What the exercise asks: Return every line of the material exactly.

Dataset records:
>> begin

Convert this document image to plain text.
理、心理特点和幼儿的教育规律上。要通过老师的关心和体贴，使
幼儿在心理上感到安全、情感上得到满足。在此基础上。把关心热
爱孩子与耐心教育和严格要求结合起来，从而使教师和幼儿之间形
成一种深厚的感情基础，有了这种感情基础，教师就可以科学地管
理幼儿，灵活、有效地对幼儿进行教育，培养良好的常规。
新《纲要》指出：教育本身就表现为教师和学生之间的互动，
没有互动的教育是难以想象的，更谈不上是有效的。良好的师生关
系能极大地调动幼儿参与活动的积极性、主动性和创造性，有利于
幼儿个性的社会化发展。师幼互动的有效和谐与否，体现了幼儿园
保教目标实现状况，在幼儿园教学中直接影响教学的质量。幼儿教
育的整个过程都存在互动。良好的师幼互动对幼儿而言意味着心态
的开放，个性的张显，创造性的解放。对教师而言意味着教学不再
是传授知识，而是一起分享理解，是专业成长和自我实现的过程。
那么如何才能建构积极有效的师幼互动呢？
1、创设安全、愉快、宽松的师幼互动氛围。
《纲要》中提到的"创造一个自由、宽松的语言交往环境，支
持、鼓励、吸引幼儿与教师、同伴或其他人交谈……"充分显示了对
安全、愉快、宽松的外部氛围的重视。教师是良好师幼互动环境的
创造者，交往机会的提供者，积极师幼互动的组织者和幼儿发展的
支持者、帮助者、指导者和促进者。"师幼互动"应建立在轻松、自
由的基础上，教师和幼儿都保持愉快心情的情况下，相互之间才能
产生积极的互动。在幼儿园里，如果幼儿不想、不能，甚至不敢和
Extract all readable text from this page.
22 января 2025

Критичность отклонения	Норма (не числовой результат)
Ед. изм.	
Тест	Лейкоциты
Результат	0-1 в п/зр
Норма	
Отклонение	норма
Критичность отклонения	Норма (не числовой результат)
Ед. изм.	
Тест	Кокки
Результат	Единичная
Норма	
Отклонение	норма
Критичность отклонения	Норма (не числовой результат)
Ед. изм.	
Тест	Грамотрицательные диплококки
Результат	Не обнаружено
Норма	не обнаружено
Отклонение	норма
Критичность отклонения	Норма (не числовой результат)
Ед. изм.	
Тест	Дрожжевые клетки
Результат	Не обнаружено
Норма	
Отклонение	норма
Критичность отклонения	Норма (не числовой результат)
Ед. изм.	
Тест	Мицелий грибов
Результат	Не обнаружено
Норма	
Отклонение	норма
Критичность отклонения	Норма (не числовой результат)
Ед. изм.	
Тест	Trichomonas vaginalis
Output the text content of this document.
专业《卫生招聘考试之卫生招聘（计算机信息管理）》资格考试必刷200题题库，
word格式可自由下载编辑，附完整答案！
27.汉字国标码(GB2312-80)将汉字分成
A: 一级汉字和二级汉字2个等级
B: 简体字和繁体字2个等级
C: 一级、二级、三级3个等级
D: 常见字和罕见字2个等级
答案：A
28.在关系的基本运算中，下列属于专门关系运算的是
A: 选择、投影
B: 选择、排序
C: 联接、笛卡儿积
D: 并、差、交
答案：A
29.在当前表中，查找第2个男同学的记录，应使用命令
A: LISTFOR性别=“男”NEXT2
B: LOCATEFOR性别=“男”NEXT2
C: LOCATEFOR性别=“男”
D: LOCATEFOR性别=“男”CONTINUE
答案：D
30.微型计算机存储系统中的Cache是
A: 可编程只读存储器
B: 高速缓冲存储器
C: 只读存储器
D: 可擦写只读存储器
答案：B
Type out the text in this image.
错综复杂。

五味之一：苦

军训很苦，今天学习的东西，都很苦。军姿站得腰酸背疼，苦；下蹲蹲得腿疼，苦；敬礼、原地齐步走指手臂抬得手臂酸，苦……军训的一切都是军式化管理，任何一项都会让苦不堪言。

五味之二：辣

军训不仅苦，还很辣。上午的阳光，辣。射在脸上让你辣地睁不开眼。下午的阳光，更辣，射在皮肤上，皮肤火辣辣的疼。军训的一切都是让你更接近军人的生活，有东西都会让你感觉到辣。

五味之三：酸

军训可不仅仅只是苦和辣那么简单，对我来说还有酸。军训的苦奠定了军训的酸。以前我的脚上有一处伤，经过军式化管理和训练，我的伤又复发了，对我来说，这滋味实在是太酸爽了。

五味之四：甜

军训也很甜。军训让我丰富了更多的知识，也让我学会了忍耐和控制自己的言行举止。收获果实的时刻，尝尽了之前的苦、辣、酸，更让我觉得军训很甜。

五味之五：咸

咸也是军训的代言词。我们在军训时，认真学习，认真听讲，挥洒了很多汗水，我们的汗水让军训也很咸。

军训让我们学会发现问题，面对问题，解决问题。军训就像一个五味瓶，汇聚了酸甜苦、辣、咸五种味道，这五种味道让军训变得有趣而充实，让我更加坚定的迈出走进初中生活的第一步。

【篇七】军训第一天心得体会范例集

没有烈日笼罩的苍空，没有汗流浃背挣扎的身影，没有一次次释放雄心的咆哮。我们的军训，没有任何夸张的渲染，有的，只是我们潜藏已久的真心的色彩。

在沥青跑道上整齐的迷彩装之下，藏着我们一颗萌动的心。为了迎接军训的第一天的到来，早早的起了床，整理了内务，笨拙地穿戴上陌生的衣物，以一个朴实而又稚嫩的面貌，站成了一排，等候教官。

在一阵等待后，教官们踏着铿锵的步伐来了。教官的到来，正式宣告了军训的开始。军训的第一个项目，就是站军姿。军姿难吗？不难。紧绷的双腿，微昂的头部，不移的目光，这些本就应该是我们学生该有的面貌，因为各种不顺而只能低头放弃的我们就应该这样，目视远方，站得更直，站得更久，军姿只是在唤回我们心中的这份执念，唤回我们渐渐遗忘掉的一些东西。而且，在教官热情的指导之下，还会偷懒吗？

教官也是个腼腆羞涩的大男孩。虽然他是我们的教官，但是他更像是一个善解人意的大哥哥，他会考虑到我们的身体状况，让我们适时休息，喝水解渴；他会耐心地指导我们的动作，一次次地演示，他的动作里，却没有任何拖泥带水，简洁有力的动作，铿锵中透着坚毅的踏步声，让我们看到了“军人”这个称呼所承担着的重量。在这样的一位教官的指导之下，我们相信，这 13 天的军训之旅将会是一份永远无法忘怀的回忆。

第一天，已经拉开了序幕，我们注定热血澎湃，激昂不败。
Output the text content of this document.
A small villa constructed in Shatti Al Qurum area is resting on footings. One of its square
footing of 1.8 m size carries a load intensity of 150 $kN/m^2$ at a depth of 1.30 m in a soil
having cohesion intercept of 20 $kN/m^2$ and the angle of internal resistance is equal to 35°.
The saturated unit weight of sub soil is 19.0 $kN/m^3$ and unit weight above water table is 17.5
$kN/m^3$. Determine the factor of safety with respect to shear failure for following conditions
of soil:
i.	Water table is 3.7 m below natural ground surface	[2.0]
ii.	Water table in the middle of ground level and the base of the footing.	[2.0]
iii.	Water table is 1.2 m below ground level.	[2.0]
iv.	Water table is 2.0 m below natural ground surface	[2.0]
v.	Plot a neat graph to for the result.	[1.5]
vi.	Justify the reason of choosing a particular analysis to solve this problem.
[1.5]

>> end

Expected answer:
Convert this document image to plain text.
理、心理特点和幼儿的教育规律上。要通过老师的关心和体贴，使
幼儿在心理上感到安全、情感上得到满足。在此基础上。把关心热
爱孩子与耐心教育和严格要求结合起来，从而使教师和幼儿之间形
成一种深厚的感情基础，有了这种感情基础，教师就可以科学地管
理幼儿，灵活、有效地对幼儿进行教育，培养良好的常规。
新《纲要》指出：教育本身就表现为教师和学生之间的互动，
没有互动的教育是难以想象的，更谈不上是有效的。良好的师生关
系能极大地调动幼儿参与活动的积极性、主动性和创造性，有利于
幼儿个性的社会化发展。师幼互动的有效和谐与否，体现了幼儿园
保教目标实现状况，在幼儿园教学中直接影响教学的质量。幼儿教
育的整个过程都存在互动。良好的师幼互动对幼儿而言意味着心态
的开放，个性的张显，创造性的解放。对教师而言意味着教学不再
是传授知识，而是一起分享理解，是专业成长和自我实现的过程。
那么如何才能建构积极有效的师幼互动呢？
1、创设安全、愉快、宽松的师幼互动氛围。
《纲要》中提到的"创造一个自由、宽松的语言交往环境，支
持、鼓励、吸引幼儿与教师、同伴或其他人交谈……"充分显示了对
安全、愉快、宽松的外部氛围的重视。教师是良好师幼互动环境的
创造者，交往机会的提供者，积极师幼互动的组织者和幼儿发展的
支持者、帮助者、指导者和促进者。"师幼互动"应建立在轻松、自
由的基础上，教师和幼儿都保持愉快心情的情况下，相互之间才能
产生积极的互动。在幼儿园里，如果幼儿不想、不能，甚至不敢和
Extract all readable text from this page.
22 января 2025

Критичность отклонения	Норма (не числовой результат)
Ед. изм.	
Тест	Лейкоциты
Результат	0-1 в п/зр
Норма	
Отклонение	норма
Критичность отклонения	Норма (не числовой результат)
Ед. изм.	
Тест	Кокки
Результат	Единичная
Норма	
Отклонение	норма
Критичность отклонения	Норма (не числовой результат)
Ед. изм.	
Тест	Грамотрицательные диплококки
Результат	Не обнаружено
Норма	не обнаружено
Отклонение	норма
Критичность отклонения	Норма (не числовой результат)
Ед. изм.	
Тест	Дрожжевые клетки
Результат	Не обнаружено
Норма	
Отклонение	норма
Критичность отклонения	Норма (не числовой результат)
Ед. изм.	
Тест	Мицелий грибов
Результат	Не обнаружено
Норма	
Отклонение	норма
Критичность отклонения	Норма (не числовой результат)
Ед. изм.	
Тест	Trichomonas vaginalis
Output the text content of this document.
专业《卫生招聘考试之卫生招聘（计算机信息管理）》资格考试必刷200题题库，
word格式可自由下载编辑，附完整答案！
27.汉字国标码(GB2312-80)将汉字分成
A: 一级汉字和二级汉字2个等级
B: 简体字和繁体字2个等级
C: 一级、二级、三级3个等级
D: 常见字和罕见字2个等级
答案：A
28.在关系的基本运算中，下列属于专门关系运算的是
A: 选择、投影
B: 选择、排序
C: 联接、笛卡儿积
D: 并、差、交
答案：A
29.在当前表中，查找第2个男同学的记录，应使用命令
A: LISTFOR性别=“男”NEXT2
B: LOCATEFOR性别=“男”NEXT2
C: LOCATEFOR性别=“男”
D: LOCATEFOR性别=“男”CONTINUE
答案：D
30.微型计算机存储系统中的Cache是
A: 可编程只读存储器
B: 高速缓冲存储器
C: 只读存储器
D: 可擦写只读存储器
答案：B
Type out the text in this image.
错综复杂。

五味之一：苦

军训很苦，今天学习的东西，都很苦。军姿站得腰酸背疼，苦；下蹲蹲得腿疼，苦；敬礼、原地齐步走指手臂抬得手臂酸，苦……军训的一切都是军式化管理，任何一项都会让苦不堪言。

五味之二：辣

军训不仅苦，还很辣。上午的阳光，辣。射在脸上让你辣地睁不开眼。下午的阳光，更辣，射在皮肤上，皮肤火辣辣的疼。军训的一切都是让你更接近军人的生活，有东西都会让你感觉到辣。

五味之三：酸

军训可不仅仅只是苦和辣那么简单，对我来说还有酸。军训的苦奠定了军训的酸。以前我的脚上有一处伤，经过军式化管理和训练，我的伤又复发了，对我来说，这滋味实在是太酸爽了。

五味之四：甜

军训也很甜。军训让我丰富了更多的知识，也让我学会了忍耐和控制自己的言行举止。收获果实的时刻，尝尽了之前的苦、辣、酸，更让我觉得军训很甜。

五味之五：咸

咸也是军训的代言词。我们在军训时，认真学习，认真听讲，挥洒了很多汗水，我们的汗水让军训也很咸。

军训让我们学会发现问题，面对问题，解决问题。军训就像一个五味瓶，汇聚了酸甜苦、辣、咸五种味道，这五种味道让军训变得有趣而充实，让我更加坚定的迈出走进初中生活的第一步。

【篇七】军训第一天心得体会范例集

没有烈日笼罩的苍空，没有汗流浃背挣扎的身影，没有一次次释放雄心的咆哮。我们的军训，没有任何夸张的渲染，有的，只是我们潜藏已久的真心的色彩。

在沥青跑道上整齐的迷彩装之下，藏着我们一颗萌动的心。为了迎接军训的第一天的到来，早早的起了床，整理了内务，笨拙地穿戴上陌生的衣物，以一个朴实而又稚嫩的面貌，站成了一排，等候教官。

在一阵等待后，教官们踏着铿锵的步伐来了。教官的到来，正式宣告了军训的开始。军训的第一个项目，就是站军姿。军姿难吗？不难。紧绷的双腿，微昂的头部，不移的目光，这些本就应该是我们学生该有的面貌，因为各种不顺而只能低头放弃的我们就应该这样，目视远方，站得更直，站得更久，军姿只是在唤回我们心中的这份执念，唤回我们渐渐遗忘掉的一些东西。而且，在教官热情的指导之下，还会偷懒吗？

教官也是个腼腆羞涩的大男孩。虽然他是我们的教官，但是他更像是一个善解人意的大哥哥，他会考虑到我们的身体状况，让我们适时休息，喝水解渴；他会耐心地指导我们的动作，一次次地演示，他的动作里，却没有任何拖泥带水，简洁有力的动作，铿锵中透着坚毅的踏步声，让我们看到了“军人”这个称呼所承担着的重量。在这样的一位教官的指导之下，我们相信，这 13 天的军训之旅将会是一份永远无法忘怀的回忆。

第一天，已经拉开了序幕，我们注定热血澎湃，激昂不败。
Output the text content of this document.
A small villa constructed in Shatti Al Qurum area is resting on footings. One of its square
footing of 1.8 m size carries a load intensity of 150 $kN/m^2$ at a depth of 1.30 m in a soil
having cohesion intercept of 20 $kN/m^2$ and the angle of internal resistance is equal to 35°.
The saturated unit weight of sub soil is 19.0 $kN/m^3$ and unit weight above water table is 17.5
$kN/m^3$. Determine the factor of safety with respect to shear failure for following conditions
of soil:
i.	Water table is 3.7 m below natural ground surface	[2.0]
ii.	Water table in the middle of ground level and the base of the footing.	[2.0]
iii.	Water table is 1.2 m below ground level.	[2.0]
iv.	Water table is 2.0 m below natural ground surface	[2.0]
v.	Plot a neat graph to for the result.	[1.5]
vi.	Justify the reason of choosing a particular analysis to solve this problem.
[1.5]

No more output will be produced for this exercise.